* STATED PROBLEM *
Show all lines from the listing below that contain "Disk".

* GIVEN ENTRIES *

-- -- --

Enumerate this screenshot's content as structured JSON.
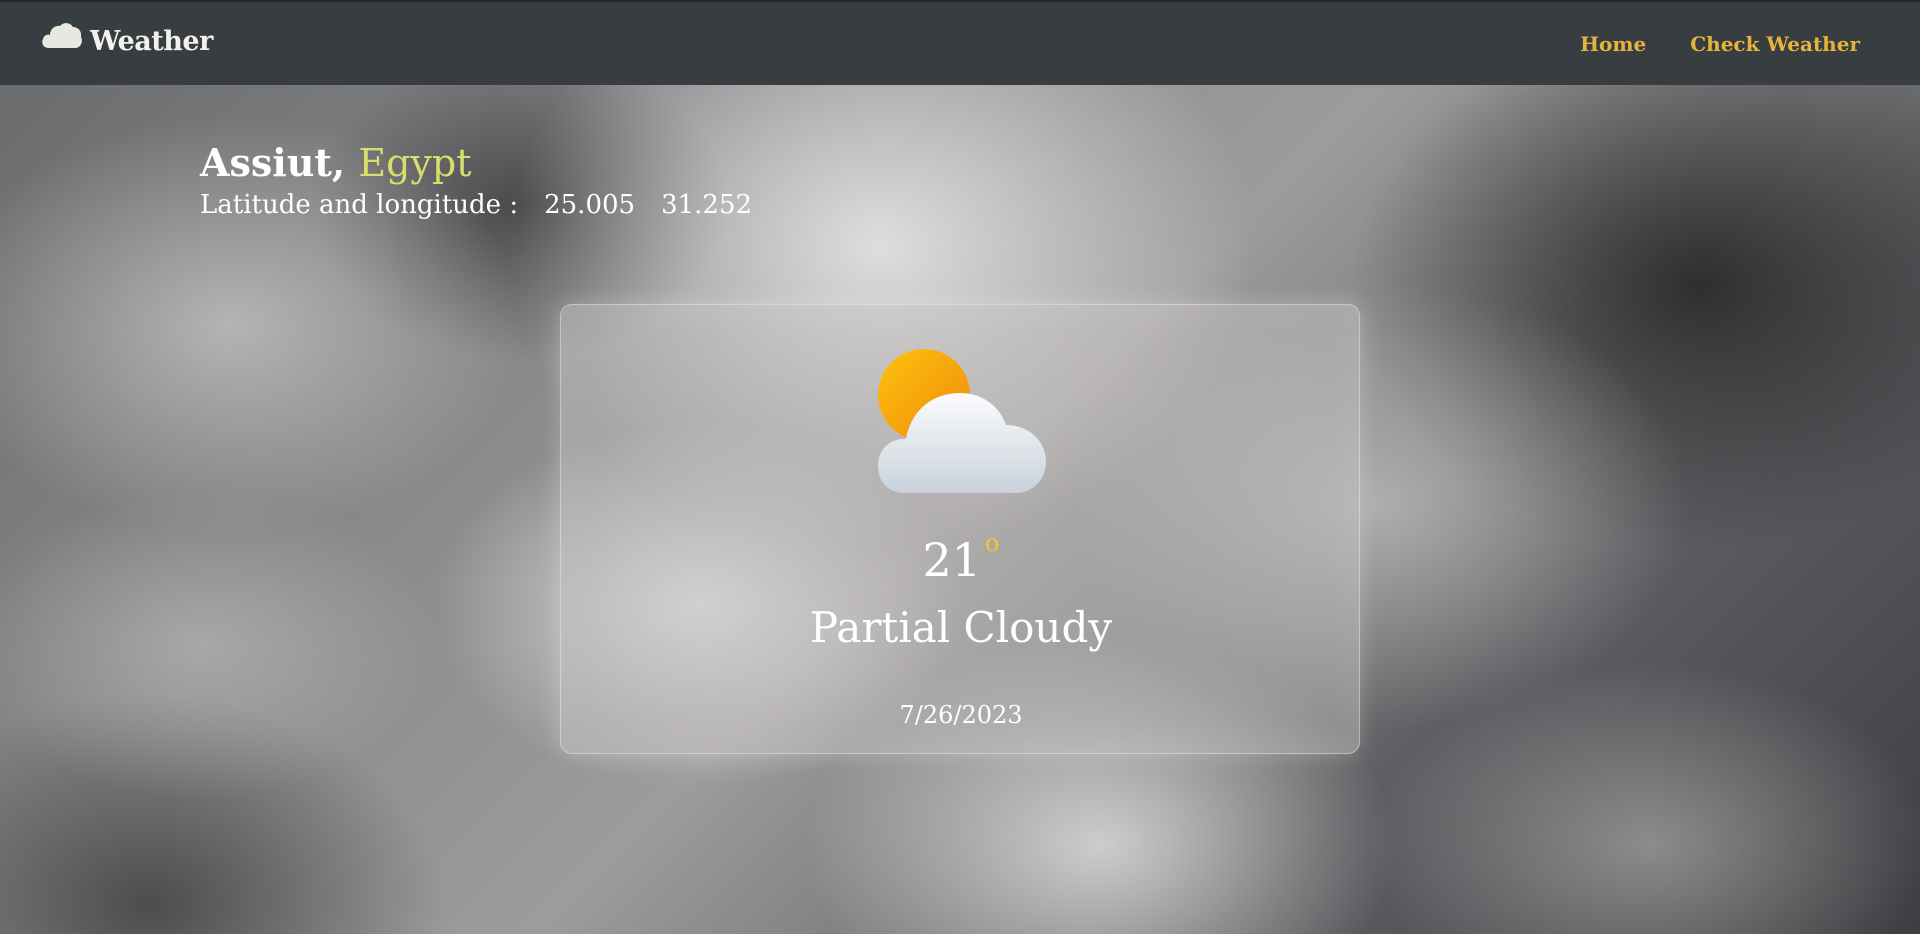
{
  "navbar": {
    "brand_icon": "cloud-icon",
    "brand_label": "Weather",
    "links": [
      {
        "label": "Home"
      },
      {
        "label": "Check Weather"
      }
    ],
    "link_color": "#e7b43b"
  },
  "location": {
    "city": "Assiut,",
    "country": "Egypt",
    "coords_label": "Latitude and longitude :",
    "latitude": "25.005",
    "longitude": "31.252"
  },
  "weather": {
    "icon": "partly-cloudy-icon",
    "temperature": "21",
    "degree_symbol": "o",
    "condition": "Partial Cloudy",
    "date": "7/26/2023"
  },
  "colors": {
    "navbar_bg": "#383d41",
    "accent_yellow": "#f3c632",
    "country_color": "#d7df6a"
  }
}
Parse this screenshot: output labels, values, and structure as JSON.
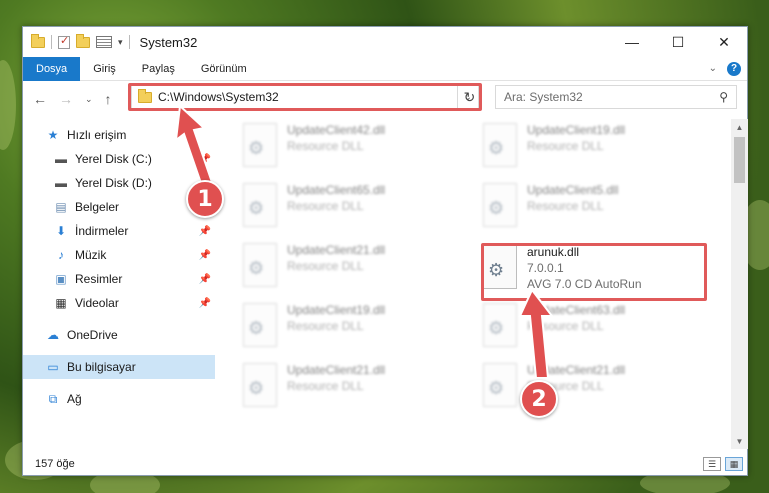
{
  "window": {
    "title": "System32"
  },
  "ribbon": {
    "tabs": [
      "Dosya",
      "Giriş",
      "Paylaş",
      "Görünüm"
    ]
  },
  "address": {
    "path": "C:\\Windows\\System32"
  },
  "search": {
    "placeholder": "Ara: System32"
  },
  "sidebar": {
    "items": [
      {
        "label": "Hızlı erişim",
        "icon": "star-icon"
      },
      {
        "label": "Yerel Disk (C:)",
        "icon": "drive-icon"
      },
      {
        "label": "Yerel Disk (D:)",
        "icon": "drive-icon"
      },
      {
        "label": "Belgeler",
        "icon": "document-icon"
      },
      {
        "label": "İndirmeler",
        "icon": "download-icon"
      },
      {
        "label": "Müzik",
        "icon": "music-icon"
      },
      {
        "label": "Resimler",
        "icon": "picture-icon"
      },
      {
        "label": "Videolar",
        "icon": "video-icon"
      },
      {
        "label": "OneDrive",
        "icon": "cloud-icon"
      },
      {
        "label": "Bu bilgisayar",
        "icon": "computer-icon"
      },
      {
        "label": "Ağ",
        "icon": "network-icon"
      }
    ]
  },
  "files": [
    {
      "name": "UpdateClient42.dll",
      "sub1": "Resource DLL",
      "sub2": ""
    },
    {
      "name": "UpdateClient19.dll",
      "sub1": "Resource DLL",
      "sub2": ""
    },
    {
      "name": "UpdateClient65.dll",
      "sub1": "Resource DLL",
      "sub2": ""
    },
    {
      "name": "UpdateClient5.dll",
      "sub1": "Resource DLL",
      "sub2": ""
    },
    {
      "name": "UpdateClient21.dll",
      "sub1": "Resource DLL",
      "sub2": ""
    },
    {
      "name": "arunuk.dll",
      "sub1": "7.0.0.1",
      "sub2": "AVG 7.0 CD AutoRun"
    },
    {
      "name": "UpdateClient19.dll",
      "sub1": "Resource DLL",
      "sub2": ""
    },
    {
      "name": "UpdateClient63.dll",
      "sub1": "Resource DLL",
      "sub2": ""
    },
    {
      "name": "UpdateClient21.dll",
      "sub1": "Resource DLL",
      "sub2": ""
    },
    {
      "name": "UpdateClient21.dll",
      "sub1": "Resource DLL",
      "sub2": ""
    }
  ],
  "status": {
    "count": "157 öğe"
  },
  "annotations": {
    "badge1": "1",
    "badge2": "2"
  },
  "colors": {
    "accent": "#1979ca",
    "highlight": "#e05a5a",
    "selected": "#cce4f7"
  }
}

-- -- --

* ANSWER TO THE PROBLEM *
        "label": "Yerel Disk (C:)",
        "label": "Yerel Disk (D:)",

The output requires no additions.